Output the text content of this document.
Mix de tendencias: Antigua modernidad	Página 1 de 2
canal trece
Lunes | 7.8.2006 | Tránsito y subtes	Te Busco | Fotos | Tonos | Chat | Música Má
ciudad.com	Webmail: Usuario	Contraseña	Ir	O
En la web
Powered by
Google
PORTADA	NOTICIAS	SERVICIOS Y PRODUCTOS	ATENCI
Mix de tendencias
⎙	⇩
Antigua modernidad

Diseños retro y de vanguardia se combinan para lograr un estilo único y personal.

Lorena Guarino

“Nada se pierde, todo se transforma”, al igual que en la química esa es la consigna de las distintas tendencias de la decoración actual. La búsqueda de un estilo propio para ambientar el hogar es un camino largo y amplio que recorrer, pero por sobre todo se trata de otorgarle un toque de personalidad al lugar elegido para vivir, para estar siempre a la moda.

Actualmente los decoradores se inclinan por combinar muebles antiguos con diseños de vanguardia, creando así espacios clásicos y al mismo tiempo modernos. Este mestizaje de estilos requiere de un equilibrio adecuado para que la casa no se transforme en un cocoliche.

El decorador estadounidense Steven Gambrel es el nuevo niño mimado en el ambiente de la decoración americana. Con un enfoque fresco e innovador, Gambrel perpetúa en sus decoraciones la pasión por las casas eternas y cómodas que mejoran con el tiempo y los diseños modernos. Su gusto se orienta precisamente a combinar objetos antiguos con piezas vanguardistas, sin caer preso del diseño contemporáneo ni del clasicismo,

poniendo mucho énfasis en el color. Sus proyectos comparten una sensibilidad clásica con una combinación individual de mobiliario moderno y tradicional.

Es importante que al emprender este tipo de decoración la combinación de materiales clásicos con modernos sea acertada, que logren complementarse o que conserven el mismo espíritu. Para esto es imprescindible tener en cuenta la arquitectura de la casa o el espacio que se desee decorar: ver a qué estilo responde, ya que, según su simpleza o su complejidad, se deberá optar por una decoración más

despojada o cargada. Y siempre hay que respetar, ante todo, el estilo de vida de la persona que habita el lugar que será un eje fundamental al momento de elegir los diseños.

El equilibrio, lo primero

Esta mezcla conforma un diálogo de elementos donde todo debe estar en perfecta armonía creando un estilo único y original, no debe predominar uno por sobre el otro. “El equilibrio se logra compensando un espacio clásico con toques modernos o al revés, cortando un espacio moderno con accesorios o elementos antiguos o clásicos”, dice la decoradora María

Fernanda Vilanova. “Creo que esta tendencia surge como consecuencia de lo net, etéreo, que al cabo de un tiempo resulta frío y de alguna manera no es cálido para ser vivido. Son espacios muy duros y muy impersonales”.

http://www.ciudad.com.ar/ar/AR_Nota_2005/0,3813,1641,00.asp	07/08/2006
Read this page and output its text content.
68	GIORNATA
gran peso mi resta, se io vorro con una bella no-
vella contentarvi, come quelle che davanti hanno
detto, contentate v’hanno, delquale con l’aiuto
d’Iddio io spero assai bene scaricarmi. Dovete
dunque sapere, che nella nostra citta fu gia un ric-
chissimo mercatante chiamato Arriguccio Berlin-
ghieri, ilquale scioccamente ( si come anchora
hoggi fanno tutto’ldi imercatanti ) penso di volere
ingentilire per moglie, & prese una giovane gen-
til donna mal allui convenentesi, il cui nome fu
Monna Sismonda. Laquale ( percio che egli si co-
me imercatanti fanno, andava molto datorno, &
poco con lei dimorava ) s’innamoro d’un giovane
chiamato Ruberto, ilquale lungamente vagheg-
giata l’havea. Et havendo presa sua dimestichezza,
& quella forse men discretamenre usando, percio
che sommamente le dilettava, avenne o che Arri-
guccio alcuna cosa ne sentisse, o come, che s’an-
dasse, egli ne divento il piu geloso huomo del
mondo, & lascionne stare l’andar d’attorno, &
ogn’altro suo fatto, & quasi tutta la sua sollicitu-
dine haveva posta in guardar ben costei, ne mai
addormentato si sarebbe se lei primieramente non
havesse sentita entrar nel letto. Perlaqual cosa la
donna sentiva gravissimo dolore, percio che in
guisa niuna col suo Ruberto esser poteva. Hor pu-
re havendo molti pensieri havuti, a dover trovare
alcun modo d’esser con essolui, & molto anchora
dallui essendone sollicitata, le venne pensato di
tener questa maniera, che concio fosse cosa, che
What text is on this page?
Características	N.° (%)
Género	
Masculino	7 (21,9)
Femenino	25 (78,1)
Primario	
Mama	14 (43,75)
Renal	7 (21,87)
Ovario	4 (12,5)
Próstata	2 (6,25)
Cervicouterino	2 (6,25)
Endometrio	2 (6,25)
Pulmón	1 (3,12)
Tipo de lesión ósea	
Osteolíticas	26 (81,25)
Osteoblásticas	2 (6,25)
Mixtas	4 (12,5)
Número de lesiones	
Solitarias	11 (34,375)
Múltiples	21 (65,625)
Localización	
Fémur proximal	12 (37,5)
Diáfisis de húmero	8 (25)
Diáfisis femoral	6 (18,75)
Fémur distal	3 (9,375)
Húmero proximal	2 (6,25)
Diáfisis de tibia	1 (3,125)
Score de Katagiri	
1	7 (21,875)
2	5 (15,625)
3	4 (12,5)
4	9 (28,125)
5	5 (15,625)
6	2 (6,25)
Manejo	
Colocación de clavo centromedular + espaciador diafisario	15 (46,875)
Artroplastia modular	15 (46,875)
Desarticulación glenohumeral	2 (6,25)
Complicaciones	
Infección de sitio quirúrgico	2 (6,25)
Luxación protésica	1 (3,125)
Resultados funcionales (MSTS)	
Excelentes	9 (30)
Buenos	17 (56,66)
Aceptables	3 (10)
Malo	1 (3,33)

□ □ □ □ □ □ □

▸ Stated exercise
Copy the material above, line for line.

▸ Answer to this exercise
Output the text content of this document.
Mix de tendencias: Antigua modernidad	Página 1 de 2
canal trece
Lunes | 7.8.2006 | Tránsito y subtes	Te Busco | Fotos | Tonos | Chat | Música Má
ciudad.com	Webmail: Usuario	Contraseña	Ir	O
En la web
Powered by
Google
PORTADA	NOTICIAS	SERVICIOS Y PRODUCTOS	ATENCI
Mix de tendencias
⎙	⇩
Antigua modernidad

Diseños retro y de vanguardia se combinan para lograr un estilo único y personal.

Lorena Guarino

“Nada se pierde, todo se transforma”, al igual que en la química esa es la consigna de las distintas tendencias de la decoración actual. La búsqueda de un estilo propio para ambientar el hogar es un camino largo y amplio que recorrer, pero por sobre todo se trata de otorgarle un toque de personalidad al lugar elegido para vivir, para estar siempre a la moda.

Actualmente los decoradores se inclinan por combinar muebles antiguos con diseños de vanguardia, creando así espacios clásicos y al mismo tiempo modernos. Este mestizaje de estilos requiere de un equilibrio adecuado para que la casa no se transforme en un cocoliche.

El decorador estadounidense Steven Gambrel es el nuevo niño mimado en el ambiente de la decoración americana. Con un enfoque fresco e innovador, Gambrel perpetúa en sus decoraciones la pasión por las casas eternas y cómodas que mejoran con el tiempo y los diseños modernos. Su gusto se orienta precisamente a combinar objetos antiguos con piezas vanguardistas, sin caer preso del diseño contemporáneo ni del clasicismo,

poniendo mucho énfasis en el color. Sus proyectos comparten una sensibilidad clásica con una combinación individual de mobiliario moderno y tradicional.

Es importante que al emprender este tipo de decoración la combinación de materiales clásicos con modernos sea acertada, que logren complementarse o que conserven el mismo espíritu. Para esto es imprescindible tener en cuenta la arquitectura de la casa o el espacio que se desee decorar: ver a qué estilo responde, ya que, según su simpleza o su complejidad, se deberá optar por una decoración más

despojada o cargada. Y siempre hay que respetar, ante todo, el estilo de vida de la persona que habita el lugar que será un eje fundamental al momento de elegir los diseños.

El equilibrio, lo primero

Esta mezcla conforma un diálogo de elementos donde todo debe estar en perfecta armonía creando un estilo único y original, no debe predominar uno por sobre el otro. “El equilibrio se logra compensando un espacio clásico con toques modernos o al revés, cortando un espacio moderno con accesorios o elementos antiguos o clásicos”, dice la decoradora María

Fernanda Vilanova. “Creo que esta tendencia surge como consecuencia de lo net, etéreo, que al cabo de un tiempo resulta frío y de alguna manera no es cálido para ser vivido. Son espacios muy duros y muy impersonales”.

http://www.ciudad.com.ar/ar/AR_Nota_2005/0,3813,1641,00.asp	07/08/2006
Read this page and output its text content.
68	GIORNATA
gran peso mi resta, se io vorro con una bella no-
vella contentarvi, come quelle che davanti hanno
detto, contentate v’hanno, delquale con l’aiuto
d’Iddio io spero assai bene scaricarmi. Dovete
dunque sapere, che nella nostra citta fu gia un ric-
chissimo mercatante chiamato Arriguccio Berlin-
ghieri, ilquale scioccamente ( si come anchora
hoggi fanno tutto’ldi imercatanti ) penso di volere
ingentilire per moglie, & prese una giovane gen-
til donna mal allui convenentesi, il cui nome fu
Monna Sismonda. Laquale ( percio che egli si co-
me imercatanti fanno, andava molto datorno, &
poco con lei dimorava ) s’innamoro d’un giovane
chiamato Ruberto, ilquale lungamente vagheg-
giata l’havea. Et havendo presa sua dimestichezza,
& quella forse men discretamenre usando, percio
che sommamente le dilettava, avenne o che Arri-
guccio alcuna cosa ne sentisse, o come, che s’an-
dasse, egli ne divento il piu geloso huomo del
mondo, & lascionne stare l’andar d’attorno, &
ogn’altro suo fatto, & quasi tutta la sua sollicitu-
dine haveva posta in guardar ben costei, ne mai
addormentato si sarebbe se lei primieramente non
havesse sentita entrar nel letto. Perlaqual cosa la
donna sentiva gravissimo dolore, percio che in
guisa niuna col suo Ruberto esser poteva. Hor pu-
re havendo molti pensieri havuti, a dover trovare
alcun modo d’esser con essolui, & molto anchora
dallui essendone sollicitata, le venne pensato di
tener questa maniera, che concio fosse cosa, che
What text is on this page?
Características	N.° (%)
Género	
Masculino	7 (21,9)
Femenino	25 (78,1)
Primario	
Mama	14 (43,75)
Renal	7 (21,87)
Ovario	4 (12,5)
Próstata	2 (6,25)
Cervicouterino	2 (6,25)
Endometrio	2 (6,25)
Pulmón	1 (3,12)
Tipo de lesión ósea	
Osteolíticas	26 (81,25)
Osteoblásticas	2 (6,25)
Mixtas	4 (12,5)
Número de lesiones	
Solitarias	11 (34,375)
Múltiples	21 (65,625)
Localización	
Fémur proximal	12 (37,5)
Diáfisis de húmero	8 (25)
Diáfisis femoral	6 (18,75)
Fémur distal	3 (9,375)
Húmero proximal	2 (6,25)
Diáfisis de tibia	1 (3,125)
Score de Katagiri	
1	7 (21,875)
2	5 (15,625)
3	4 (12,5)
4	9 (28,125)
5	5 (15,625)
6	2 (6,25)
Manejo	
Colocación de clavo centromedular + espaciador diafisario	15 (46,875)
Artroplastia modular	15 (46,875)
Desarticulación glenohumeral	2 (6,25)
Complicaciones	
Infección de sitio quirúrgico	2 (6,25)
Luxación protésica	1 (3,125)
Resultados funcionales (MSTS)	
Excelentes	9 (30)
Buenos	17 (56,66)
Aceptables	3 (10)
Malo	1 (3,33)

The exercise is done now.